EXERCISE GOAL
Format the lines from the one containing "localize all elements." through the one containing "fold-icon[interactable] <box>130 38", inclusive, as a JSON list of strings with one string per line and blank lines left out. Leave the pictures out of the answer.

STORED ROWS
━━━━━━━━

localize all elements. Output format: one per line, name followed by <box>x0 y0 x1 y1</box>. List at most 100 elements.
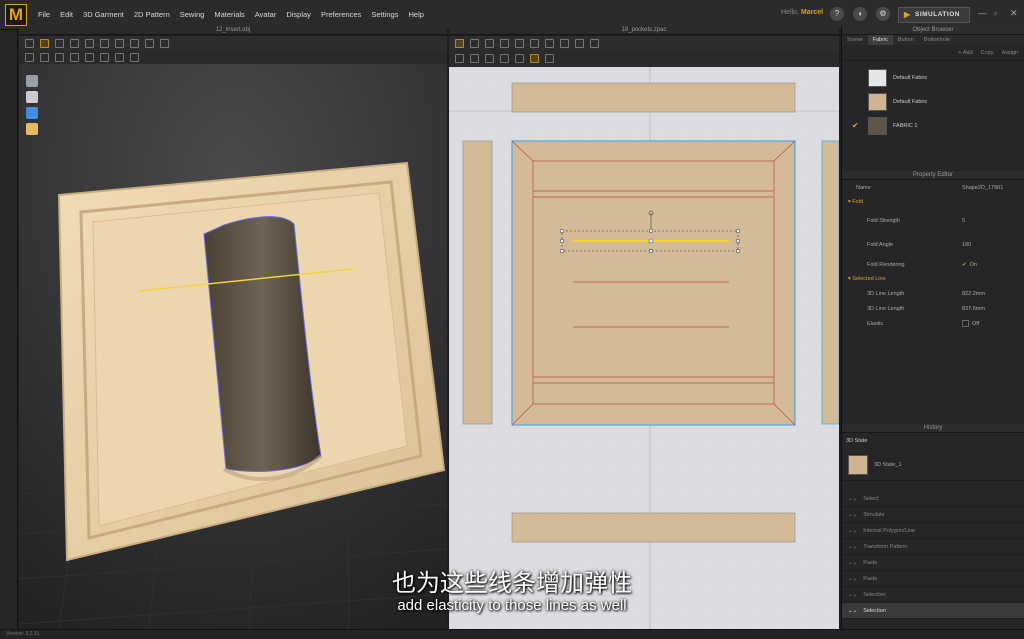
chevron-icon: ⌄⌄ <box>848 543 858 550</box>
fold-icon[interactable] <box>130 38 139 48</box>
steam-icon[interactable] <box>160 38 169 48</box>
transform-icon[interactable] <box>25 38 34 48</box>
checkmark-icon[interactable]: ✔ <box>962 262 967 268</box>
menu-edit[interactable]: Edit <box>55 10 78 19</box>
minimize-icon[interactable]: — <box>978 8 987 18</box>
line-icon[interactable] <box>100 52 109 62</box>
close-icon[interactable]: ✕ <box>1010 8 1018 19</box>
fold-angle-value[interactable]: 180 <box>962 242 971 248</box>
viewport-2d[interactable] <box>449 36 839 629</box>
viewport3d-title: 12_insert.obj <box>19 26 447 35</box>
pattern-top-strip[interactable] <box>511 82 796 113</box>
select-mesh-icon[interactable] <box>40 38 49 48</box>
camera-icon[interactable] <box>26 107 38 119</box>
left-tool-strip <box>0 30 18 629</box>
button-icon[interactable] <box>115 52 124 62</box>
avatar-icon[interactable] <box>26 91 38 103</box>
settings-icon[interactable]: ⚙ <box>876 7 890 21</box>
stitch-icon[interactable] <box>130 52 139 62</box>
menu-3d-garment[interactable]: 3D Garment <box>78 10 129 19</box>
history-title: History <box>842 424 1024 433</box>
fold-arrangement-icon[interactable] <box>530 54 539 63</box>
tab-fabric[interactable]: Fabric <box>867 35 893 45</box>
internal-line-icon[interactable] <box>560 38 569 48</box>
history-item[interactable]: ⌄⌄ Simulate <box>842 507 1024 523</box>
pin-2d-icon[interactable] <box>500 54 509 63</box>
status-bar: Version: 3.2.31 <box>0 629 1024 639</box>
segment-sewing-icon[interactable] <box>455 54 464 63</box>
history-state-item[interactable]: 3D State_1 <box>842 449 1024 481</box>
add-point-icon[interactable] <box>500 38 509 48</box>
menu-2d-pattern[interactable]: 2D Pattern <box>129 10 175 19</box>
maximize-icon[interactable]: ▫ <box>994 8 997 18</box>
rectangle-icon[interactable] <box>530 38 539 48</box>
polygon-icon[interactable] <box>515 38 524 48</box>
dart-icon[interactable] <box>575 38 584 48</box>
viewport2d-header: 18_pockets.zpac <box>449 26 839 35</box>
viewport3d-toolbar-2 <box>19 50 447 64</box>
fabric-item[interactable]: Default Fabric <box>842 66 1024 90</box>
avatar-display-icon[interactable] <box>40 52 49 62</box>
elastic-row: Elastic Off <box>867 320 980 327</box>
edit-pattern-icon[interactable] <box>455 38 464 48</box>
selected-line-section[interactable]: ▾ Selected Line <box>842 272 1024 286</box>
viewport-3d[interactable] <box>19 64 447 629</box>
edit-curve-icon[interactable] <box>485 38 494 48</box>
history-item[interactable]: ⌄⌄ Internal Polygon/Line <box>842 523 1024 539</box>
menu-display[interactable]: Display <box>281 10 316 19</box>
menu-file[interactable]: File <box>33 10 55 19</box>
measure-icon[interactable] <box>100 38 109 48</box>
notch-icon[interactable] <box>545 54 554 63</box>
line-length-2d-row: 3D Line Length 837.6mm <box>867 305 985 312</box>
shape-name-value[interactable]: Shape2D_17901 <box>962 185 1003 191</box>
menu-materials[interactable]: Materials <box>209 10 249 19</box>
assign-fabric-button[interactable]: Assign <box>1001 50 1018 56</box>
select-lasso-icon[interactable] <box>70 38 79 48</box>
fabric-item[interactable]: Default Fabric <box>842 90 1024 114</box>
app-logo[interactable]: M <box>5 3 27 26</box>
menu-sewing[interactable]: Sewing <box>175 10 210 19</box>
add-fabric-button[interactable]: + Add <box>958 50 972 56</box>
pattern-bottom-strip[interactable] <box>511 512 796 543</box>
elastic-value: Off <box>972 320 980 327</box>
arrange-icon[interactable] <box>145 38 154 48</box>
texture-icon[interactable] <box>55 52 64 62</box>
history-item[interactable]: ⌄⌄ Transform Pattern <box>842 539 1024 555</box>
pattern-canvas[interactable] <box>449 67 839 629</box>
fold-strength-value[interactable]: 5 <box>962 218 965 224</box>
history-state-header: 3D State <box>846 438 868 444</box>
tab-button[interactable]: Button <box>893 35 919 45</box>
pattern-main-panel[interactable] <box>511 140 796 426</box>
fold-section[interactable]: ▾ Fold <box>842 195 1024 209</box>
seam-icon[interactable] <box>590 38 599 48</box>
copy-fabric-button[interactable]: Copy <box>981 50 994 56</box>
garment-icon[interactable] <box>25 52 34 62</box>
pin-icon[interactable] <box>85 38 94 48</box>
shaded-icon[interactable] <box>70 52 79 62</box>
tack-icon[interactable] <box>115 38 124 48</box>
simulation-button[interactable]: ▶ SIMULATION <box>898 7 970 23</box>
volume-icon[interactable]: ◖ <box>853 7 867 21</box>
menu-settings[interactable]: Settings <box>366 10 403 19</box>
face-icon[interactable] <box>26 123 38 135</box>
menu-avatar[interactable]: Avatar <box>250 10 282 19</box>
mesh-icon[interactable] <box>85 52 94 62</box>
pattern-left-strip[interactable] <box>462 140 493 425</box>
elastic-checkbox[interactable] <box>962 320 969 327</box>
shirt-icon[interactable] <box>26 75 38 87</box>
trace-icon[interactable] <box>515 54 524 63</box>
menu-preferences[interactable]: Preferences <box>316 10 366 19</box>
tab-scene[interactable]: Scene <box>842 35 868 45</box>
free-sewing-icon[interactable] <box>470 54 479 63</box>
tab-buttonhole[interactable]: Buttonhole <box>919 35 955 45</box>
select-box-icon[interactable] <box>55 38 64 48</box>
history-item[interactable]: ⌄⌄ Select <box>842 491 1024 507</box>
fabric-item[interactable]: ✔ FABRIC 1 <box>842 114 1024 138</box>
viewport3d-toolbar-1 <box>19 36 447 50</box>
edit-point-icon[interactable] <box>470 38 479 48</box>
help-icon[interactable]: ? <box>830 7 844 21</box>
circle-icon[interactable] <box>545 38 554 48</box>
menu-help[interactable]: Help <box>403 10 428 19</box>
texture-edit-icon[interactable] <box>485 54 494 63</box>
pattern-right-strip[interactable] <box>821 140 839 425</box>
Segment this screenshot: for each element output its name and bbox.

━━━━━━━━

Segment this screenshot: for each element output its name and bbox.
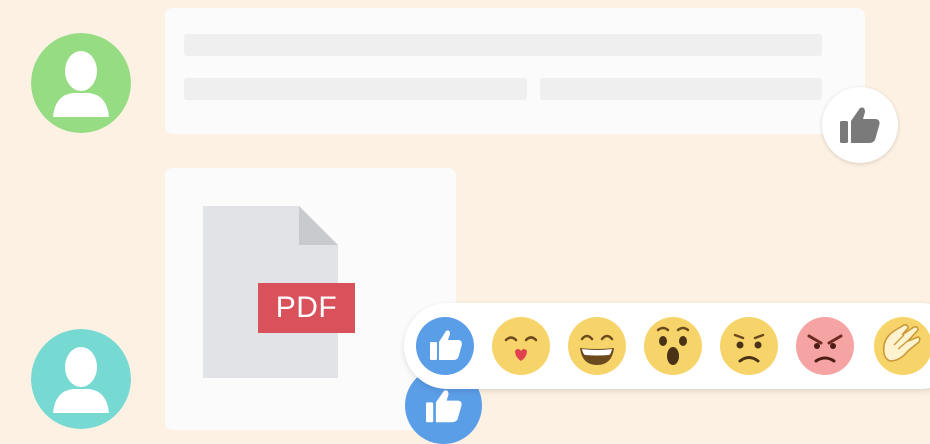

━━━━━━━━

SOLUTION TO THIS PROBLEM
[
  "localize all elements. Output format: one per line, name followed by <box>x0 y0 x1 y1</box>. List at most 100 elements.",
  "chevron-icon: ⌄⌄ <box>848 543 858 550</box>",
  "fold-icon[interactable] <box>130 38 139 48</box>"
]